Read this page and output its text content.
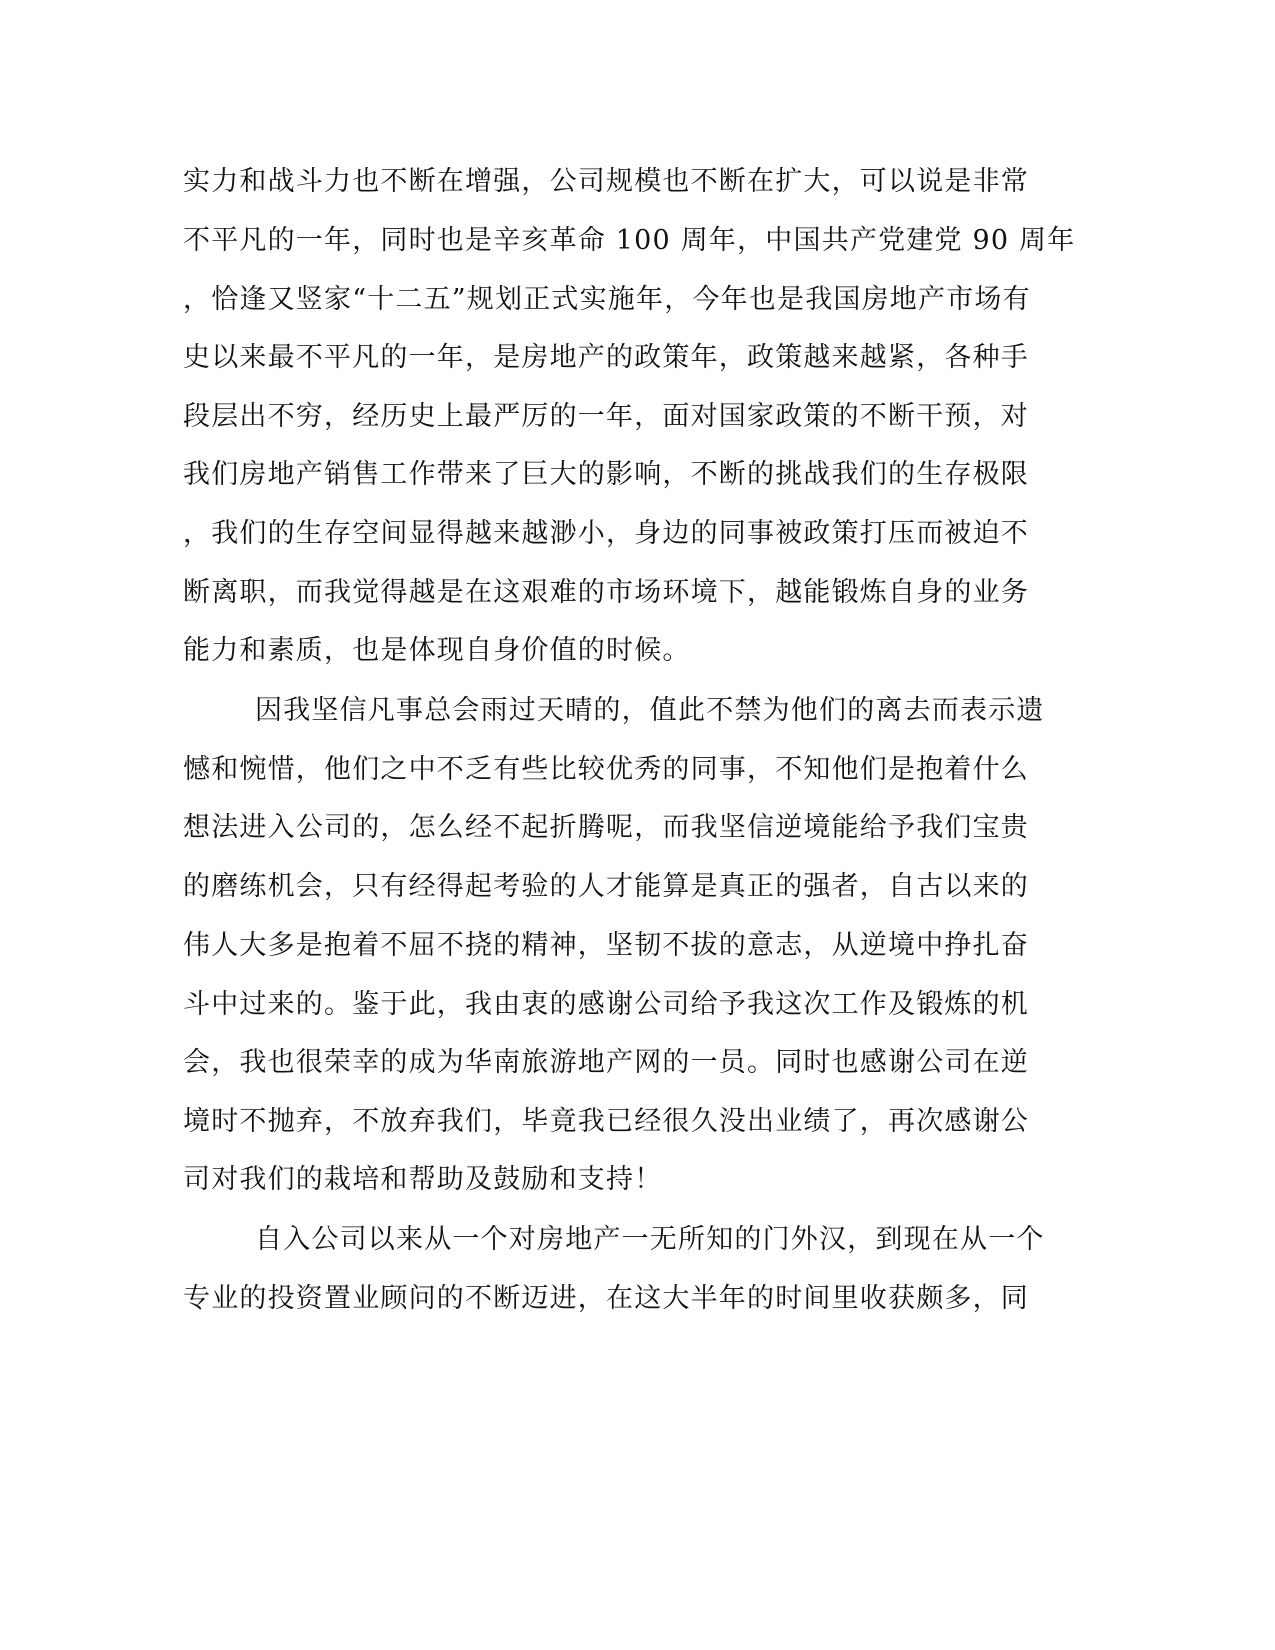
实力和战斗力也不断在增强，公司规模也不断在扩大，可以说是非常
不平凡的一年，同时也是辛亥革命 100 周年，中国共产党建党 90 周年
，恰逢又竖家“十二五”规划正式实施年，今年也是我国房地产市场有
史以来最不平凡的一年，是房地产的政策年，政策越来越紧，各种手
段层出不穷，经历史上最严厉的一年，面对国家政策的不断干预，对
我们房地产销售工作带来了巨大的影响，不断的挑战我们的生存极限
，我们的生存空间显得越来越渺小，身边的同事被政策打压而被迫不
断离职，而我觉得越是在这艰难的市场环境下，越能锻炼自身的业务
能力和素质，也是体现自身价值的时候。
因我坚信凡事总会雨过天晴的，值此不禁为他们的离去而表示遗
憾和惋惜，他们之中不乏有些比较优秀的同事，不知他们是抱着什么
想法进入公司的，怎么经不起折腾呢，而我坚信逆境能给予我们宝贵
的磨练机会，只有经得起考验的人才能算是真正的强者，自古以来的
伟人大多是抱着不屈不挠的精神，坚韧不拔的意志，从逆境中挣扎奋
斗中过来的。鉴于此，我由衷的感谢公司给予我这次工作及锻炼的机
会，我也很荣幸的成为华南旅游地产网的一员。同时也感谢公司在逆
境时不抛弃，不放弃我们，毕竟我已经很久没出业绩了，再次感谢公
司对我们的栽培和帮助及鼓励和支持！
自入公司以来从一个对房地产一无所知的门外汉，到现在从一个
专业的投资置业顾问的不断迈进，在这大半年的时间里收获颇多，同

--

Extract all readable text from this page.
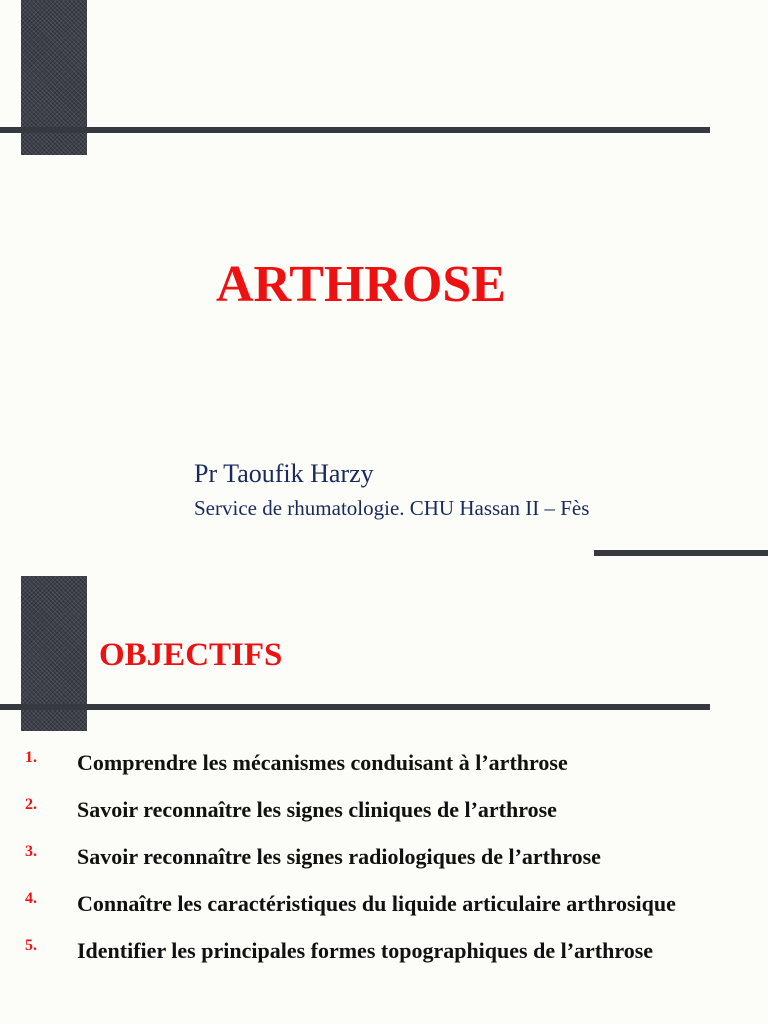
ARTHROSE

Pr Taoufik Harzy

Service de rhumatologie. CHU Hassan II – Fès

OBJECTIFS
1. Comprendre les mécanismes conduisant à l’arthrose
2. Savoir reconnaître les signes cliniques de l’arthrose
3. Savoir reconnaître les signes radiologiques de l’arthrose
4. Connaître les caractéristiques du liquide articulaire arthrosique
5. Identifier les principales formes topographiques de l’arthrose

Prompt:
Check each line above for the string "page", then copy the ones that have it.

Expected output:
Read this page and output its text content.
Extract all readable text from this page.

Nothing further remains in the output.